### DATASET
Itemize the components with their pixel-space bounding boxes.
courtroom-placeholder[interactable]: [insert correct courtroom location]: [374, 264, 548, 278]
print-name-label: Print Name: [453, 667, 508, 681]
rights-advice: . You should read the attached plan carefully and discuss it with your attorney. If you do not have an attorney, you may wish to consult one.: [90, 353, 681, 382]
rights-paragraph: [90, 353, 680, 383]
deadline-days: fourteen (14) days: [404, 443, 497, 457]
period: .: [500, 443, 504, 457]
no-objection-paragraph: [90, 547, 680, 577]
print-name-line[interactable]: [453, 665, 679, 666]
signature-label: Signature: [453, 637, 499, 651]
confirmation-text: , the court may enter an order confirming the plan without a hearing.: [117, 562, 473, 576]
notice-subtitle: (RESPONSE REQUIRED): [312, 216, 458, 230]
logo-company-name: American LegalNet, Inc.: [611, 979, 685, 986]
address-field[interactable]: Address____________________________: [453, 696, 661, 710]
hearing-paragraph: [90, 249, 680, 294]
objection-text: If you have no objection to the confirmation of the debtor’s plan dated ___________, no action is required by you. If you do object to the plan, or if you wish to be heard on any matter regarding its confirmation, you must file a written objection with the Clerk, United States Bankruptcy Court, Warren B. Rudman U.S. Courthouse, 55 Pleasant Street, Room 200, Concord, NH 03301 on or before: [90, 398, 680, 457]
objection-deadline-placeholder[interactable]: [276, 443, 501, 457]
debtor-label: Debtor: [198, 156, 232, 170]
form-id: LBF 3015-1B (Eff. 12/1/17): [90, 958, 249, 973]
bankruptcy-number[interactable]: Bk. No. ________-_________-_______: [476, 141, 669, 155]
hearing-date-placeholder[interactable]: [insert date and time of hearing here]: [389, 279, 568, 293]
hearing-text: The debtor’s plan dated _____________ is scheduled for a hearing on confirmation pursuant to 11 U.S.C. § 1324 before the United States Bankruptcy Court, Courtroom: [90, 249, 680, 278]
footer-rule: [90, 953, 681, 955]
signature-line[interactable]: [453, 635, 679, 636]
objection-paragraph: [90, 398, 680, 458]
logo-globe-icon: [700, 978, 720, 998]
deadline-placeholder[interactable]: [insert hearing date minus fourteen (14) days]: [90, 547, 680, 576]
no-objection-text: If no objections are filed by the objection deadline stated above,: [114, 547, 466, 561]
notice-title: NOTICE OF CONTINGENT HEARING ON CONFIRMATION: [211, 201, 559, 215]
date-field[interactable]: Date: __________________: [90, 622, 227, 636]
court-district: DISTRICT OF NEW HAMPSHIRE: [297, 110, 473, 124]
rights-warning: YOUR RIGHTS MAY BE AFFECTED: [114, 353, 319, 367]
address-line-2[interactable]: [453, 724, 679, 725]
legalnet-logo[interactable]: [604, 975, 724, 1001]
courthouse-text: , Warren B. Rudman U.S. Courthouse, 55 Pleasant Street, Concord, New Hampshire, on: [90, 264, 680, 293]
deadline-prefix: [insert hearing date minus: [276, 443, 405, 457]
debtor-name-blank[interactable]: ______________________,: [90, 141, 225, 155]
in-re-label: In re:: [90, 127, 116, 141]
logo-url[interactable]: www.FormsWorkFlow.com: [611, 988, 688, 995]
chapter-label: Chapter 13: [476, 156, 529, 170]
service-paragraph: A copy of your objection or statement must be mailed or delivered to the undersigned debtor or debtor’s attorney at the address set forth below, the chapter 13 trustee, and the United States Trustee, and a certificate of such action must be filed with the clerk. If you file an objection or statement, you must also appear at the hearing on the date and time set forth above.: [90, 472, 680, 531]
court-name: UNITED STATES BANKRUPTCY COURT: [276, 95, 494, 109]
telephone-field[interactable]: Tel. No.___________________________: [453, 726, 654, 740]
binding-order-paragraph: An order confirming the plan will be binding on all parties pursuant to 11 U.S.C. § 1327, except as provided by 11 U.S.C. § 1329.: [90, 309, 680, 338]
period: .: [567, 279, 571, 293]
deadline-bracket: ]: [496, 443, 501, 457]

### GIVEN TASK
Reproduce every line of the data above verbatim.

### EXERCISE RESPONSE
Itemize the components with their pixel-space bounding boxes.
courtroom-placeholder[interactable]: [insert correct courtroom location]: [374, 264, 548, 278]
print-name-label: Print Name: [453, 667, 508, 681]
rights-advice: . You should read the attached plan carefully and discuss it with your attorney. If you do not have an attorney, you may wish to consult one.: [90, 353, 681, 382]
rights-paragraph: [90, 353, 680, 383]
deadline-days: fourteen (14) days: [404, 443, 497, 457]
period: .: [500, 443, 504, 457]
no-objection-paragraph: [90, 547, 680, 577]
print-name-line[interactable]: [453, 665, 679, 666]
signature-label: Signature: [453, 637, 499, 651]
confirmation-text: , the court may enter an order confirming the plan without a hearing.: [117, 562, 473, 576]
notice-subtitle: (RESPONSE REQUIRED): [312, 216, 458, 230]
logo-company-name: American LegalNet, Inc.: [611, 979, 685, 986]
address-field[interactable]: Address____________________________: [453, 696, 661, 710]
hearing-paragraph: [90, 249, 680, 294]
objection-text: If you have no objection to the confirmation of the debtor’s plan dated ___________, no action is required by you. If you do object to the plan, or if you wish to be heard on any matter regarding its confirmation, you must file a written objection with the Clerk, United States Bankruptcy Court, Warren B. Rudman U.S. Courthouse, 55 Pleasant Street, Room 200, Concord, NH 03301 on or before: [90, 398, 680, 457]
objection-deadline-placeholder[interactable]: [276, 443, 501, 457]
debtor-label: Debtor: [198, 156, 232, 170]
form-id: LBF 3015-1B (Eff. 12/1/17): [90, 958, 249, 973]
bankruptcy-number[interactable]: Bk. No. ________-_________-_______: [476, 141, 669, 155]
hearing-date-placeholder[interactable]: [insert date and time of hearing here]: [389, 279, 568, 293]
hearing-text: The debtor’s plan dated _____________ is scheduled for a hearing on confirmation pursuant to 11 U.S.C. § 1324 before the United States Bankruptcy Court, Courtroom: [90, 249, 680, 278]
footer-rule: [90, 953, 681, 955]
signature-line[interactable]: [453, 635, 679, 636]
objection-paragraph: [90, 398, 680, 458]
logo-globe-icon: [700, 978, 720, 998]
deadline-placeholder[interactable]: [insert hearing date minus fourteen (14) days]: [90, 547, 680, 576]
no-objection-text: If no objections are filed by the objection deadline stated above,: [114, 547, 466, 561]
notice-title: NOTICE OF CONTINGENT HEARING ON CONFIRMATION: [211, 201, 559, 215]
date-field[interactable]: Date: __________________: [90, 622, 227, 636]
court-district: DISTRICT OF NEW HAMPSHIRE: [297, 110, 473, 124]
rights-warning: YOUR RIGHTS MAY BE AFFECTED: [114, 353, 319, 367]
address-line-2[interactable]: [453, 724, 679, 725]
legalnet-logo[interactable]: [604, 975, 724, 1001]
courthouse-text: , Warren B. Rudman U.S. Courthouse, 55 Pleasant Street, Concord, New Hampshire, on: [90, 264, 680, 293]
deadline-prefix: [insert hearing date minus: [276, 443, 405, 457]
debtor-name-blank[interactable]: ______________________,: [90, 141, 225, 155]
in-re-label: In re:: [90, 127, 116, 141]
logo-url[interactable]: www.FormsWorkFlow.com: [611, 988, 688, 995]
chapter-label: Chapter 13: [476, 156, 529, 170]
service-paragraph: A copy of your objection or statement must be mailed or delivered to the undersigned debtor or debtor’s attorney at the address set forth below, the chapter 13 trustee, and the United States Trustee, and a certificate of such action must be filed with the clerk. If you file an objection or statement, you must also appear at the hearing on the date and time set forth above.: [90, 472, 680, 531]
court-name: UNITED STATES BANKRUPTCY COURT: [276, 95, 494, 109]
telephone-field[interactable]: Tel. No.___________________________: [453, 726, 654, 740]
binding-order-paragraph: An order confirming the plan will be binding on all parties pursuant to 11 U.S.C. § 1327, except as provided by 11 U.S.C. § 1329.: [90, 309, 680, 338]
period: .: [567, 279, 571, 293]
deadline-bracket: ]: [496, 443, 501, 457]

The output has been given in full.